● **STATED TASK**: Copy all lines of the listing that include the string "Return".

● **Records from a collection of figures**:
■ ■ ■
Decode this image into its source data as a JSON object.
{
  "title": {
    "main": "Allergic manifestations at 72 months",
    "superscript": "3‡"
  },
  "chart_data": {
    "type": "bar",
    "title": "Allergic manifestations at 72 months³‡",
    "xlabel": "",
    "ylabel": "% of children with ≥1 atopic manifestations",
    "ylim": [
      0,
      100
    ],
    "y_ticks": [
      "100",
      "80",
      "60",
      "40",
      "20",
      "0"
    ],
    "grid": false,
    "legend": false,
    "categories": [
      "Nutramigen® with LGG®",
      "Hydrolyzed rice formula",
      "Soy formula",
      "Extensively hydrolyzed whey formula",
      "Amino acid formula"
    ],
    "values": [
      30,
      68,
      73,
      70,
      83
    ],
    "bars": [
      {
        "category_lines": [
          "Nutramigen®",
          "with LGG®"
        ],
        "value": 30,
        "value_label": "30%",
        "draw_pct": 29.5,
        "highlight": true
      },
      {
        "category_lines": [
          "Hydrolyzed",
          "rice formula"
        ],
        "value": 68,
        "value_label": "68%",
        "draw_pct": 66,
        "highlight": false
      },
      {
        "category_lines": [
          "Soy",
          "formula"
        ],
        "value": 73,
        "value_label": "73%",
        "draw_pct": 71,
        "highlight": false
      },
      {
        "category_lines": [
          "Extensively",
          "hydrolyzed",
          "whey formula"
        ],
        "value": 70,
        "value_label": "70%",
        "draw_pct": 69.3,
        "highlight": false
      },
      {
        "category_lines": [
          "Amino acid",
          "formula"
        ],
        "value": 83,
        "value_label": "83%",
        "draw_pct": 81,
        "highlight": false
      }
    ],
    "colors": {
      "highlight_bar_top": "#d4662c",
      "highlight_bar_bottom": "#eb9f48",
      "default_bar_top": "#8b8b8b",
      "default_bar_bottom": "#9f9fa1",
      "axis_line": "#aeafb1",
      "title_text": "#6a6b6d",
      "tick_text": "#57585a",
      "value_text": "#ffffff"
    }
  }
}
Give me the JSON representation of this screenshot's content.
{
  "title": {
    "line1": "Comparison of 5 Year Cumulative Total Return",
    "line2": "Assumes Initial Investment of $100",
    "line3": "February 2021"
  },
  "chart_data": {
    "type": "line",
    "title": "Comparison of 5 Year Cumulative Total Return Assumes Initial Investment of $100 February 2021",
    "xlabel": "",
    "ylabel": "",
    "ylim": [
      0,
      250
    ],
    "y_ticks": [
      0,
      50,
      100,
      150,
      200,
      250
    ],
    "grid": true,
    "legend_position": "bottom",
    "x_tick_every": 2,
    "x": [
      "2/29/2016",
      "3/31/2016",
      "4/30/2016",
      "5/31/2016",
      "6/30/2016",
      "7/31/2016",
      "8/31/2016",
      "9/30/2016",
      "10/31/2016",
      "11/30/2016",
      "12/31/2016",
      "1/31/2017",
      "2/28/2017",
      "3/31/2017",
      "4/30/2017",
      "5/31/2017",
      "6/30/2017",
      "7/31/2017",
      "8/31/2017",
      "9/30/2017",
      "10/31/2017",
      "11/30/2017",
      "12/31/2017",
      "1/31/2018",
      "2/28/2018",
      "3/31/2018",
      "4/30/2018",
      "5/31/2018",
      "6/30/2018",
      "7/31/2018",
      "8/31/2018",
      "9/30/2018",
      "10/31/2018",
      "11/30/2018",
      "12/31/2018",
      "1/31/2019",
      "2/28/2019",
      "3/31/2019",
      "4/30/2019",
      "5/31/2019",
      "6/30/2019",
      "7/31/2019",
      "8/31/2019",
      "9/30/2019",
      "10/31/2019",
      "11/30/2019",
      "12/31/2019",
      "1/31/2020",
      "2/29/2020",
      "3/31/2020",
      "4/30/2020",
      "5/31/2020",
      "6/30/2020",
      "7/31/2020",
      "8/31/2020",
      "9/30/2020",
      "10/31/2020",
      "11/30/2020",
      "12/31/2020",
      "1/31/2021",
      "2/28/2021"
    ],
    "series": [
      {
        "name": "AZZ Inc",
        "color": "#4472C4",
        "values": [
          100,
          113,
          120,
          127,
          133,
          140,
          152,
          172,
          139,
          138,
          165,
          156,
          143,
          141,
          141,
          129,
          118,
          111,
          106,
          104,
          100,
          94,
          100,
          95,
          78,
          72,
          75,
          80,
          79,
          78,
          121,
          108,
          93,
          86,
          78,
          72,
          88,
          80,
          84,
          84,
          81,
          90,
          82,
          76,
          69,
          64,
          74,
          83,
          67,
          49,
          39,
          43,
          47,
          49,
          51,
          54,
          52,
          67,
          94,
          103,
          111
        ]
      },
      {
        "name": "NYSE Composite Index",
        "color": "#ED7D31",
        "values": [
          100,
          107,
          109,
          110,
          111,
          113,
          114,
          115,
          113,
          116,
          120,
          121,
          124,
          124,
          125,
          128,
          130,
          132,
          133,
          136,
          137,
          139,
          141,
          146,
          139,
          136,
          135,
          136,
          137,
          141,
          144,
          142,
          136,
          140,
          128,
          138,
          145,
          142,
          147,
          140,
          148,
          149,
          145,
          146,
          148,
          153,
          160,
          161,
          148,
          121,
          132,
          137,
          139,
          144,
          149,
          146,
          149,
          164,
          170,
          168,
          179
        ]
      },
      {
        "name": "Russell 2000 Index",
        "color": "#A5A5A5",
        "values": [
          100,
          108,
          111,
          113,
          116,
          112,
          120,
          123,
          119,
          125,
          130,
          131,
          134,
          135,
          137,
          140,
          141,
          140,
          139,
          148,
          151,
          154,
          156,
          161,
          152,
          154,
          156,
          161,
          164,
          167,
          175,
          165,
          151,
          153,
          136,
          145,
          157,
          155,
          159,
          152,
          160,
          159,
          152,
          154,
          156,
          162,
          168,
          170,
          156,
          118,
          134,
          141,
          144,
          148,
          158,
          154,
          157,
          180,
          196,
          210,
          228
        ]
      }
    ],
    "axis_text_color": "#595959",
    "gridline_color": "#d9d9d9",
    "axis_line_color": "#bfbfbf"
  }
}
■ ■ ■
● **TASK SOLUTION**:
    "line1": "Comparison of 5 Year Cumulative Total Return",
    "title": "Comparison of 5 Year Cumulative Total Return Assumes Initial Investment of $100 February 2021",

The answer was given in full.